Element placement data
═══

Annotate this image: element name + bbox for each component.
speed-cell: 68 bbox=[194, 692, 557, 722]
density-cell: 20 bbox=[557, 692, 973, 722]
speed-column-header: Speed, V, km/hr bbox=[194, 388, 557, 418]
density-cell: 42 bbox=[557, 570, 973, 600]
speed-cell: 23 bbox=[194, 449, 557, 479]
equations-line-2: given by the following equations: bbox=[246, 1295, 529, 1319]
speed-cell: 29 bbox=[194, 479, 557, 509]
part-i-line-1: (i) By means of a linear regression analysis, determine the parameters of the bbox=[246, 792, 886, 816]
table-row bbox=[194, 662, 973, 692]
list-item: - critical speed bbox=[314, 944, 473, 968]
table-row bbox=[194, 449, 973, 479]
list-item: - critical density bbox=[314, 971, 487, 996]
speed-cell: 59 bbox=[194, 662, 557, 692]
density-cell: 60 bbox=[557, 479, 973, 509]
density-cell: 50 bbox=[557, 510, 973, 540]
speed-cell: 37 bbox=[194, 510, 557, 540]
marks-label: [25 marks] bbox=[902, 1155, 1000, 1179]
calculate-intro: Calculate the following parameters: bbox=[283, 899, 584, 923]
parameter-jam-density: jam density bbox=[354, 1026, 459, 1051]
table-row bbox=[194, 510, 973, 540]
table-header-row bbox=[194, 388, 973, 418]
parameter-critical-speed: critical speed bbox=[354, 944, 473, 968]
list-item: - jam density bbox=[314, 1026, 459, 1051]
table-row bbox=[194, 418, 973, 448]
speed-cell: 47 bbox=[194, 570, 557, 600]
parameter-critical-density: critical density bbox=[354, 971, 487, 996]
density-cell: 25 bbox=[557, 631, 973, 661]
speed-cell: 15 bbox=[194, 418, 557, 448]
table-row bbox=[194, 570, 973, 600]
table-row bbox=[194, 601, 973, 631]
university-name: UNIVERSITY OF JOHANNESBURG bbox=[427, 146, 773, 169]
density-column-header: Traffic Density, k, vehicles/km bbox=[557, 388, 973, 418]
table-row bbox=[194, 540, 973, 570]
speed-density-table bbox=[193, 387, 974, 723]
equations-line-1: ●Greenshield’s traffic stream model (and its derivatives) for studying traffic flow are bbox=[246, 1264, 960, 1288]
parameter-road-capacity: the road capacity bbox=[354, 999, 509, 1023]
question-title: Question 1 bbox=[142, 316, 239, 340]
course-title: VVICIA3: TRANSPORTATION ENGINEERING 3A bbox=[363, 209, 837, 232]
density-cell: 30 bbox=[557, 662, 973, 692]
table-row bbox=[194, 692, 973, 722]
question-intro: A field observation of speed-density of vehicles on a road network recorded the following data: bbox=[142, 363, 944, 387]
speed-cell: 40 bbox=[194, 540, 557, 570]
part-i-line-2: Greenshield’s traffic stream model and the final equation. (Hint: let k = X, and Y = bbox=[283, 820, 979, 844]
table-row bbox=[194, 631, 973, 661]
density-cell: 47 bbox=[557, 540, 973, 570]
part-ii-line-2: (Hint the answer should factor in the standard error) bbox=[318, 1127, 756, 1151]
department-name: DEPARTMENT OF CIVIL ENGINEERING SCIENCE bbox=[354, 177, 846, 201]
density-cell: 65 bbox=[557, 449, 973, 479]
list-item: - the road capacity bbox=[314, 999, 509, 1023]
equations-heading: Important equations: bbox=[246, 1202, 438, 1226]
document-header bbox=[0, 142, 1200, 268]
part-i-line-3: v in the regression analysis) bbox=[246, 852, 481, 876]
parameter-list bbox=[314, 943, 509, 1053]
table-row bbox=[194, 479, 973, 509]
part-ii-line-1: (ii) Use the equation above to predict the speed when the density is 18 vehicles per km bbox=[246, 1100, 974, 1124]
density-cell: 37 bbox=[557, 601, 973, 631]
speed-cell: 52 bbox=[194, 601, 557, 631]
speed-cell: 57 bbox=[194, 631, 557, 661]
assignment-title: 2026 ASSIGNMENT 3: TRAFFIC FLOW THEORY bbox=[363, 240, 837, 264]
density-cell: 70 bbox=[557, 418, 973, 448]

═══

▶ Aim:
Put every line from the start of the records down to the line containing "university-name: UNIVERSITY OF", inclusive, into a JSON list of strings, one string per line, with blank lines omitted.

▶ Output of the task:
[
  "Annotate this image: element name + bbox for each component.",
  "speed-cell: 68 bbox=[194, 692, 557, 722]",
  "density-cell: 20 bbox=[557, 692, 973, 722]",
  "speed-column-header: Speed, V, km/hr bbox=[194, 388, 557, 418]",
  "density-cell: 42 bbox=[557, 570, 973, 600]",
  "speed-cell: 23 bbox=[194, 449, 557, 479]",
  "equations-line-2: given by the following equations: bbox=[246, 1295, 529, 1319]",
  "speed-cell: 29 bbox=[194, 479, 557, 509]",
  "part-i-line-1: (i) By means of a linear regression analysis, determine the parameters of the bbox=[246, 792, 886, 816]",
  "table-row bbox=[194, 662, 973, 692]",
  "list-item: - critical speed bbox=[314, 944, 473, 968]",
  "table-row bbox=[194, 449, 973, 479]",
  "list-item: - critical density bbox=[314, 971, 487, 996]",
  "speed-cell: 59 bbox=[194, 662, 557, 692]",
  "density-cell: 60 bbox=[557, 479, 973, 509]",
  "density-cell: 50 bbox=[557, 510, 973, 540]",
  "speed-cell: 37 bbox=[194, 510, 557, 540]",
  "marks-label: [25 marks] bbox=[902, 1155, 1000, 1179]",
  "calculate-intro: Calculate the following parameters: bbox=[283, 899, 584, 923]",
  "parameter-jam-density: jam density bbox=[354, 1026, 459, 1051]",
  "table-row bbox=[194, 510, 973, 540]",
  "table-header-row bbox=[194, 388, 973, 418]",
  "parameter-critical-speed: critical speed bbox=[354, 944, 473, 968]",
  "list-item: - jam density bbox=[314, 1026, 459, 1051]",
  "table-row bbox=[194, 418, 973, 448]",
  "speed-cell: 47 bbox=[194, 570, 557, 600]",
  "parameter-critical-density: critical density bbox=[354, 971, 487, 996]",
  "density-cell: 25 bbox=[557, 631, 973, 661]",
  "speed-cell: 15 bbox=[194, 418, 557, 448]",
  "table-row bbox=[194, 570, 973, 600]",
  "table-row bbox=[194, 601, 973, 631]",
  "university-name: UNIVERSITY OF JOHANNESBURG bbox=[427, 146, 773, 169]"
]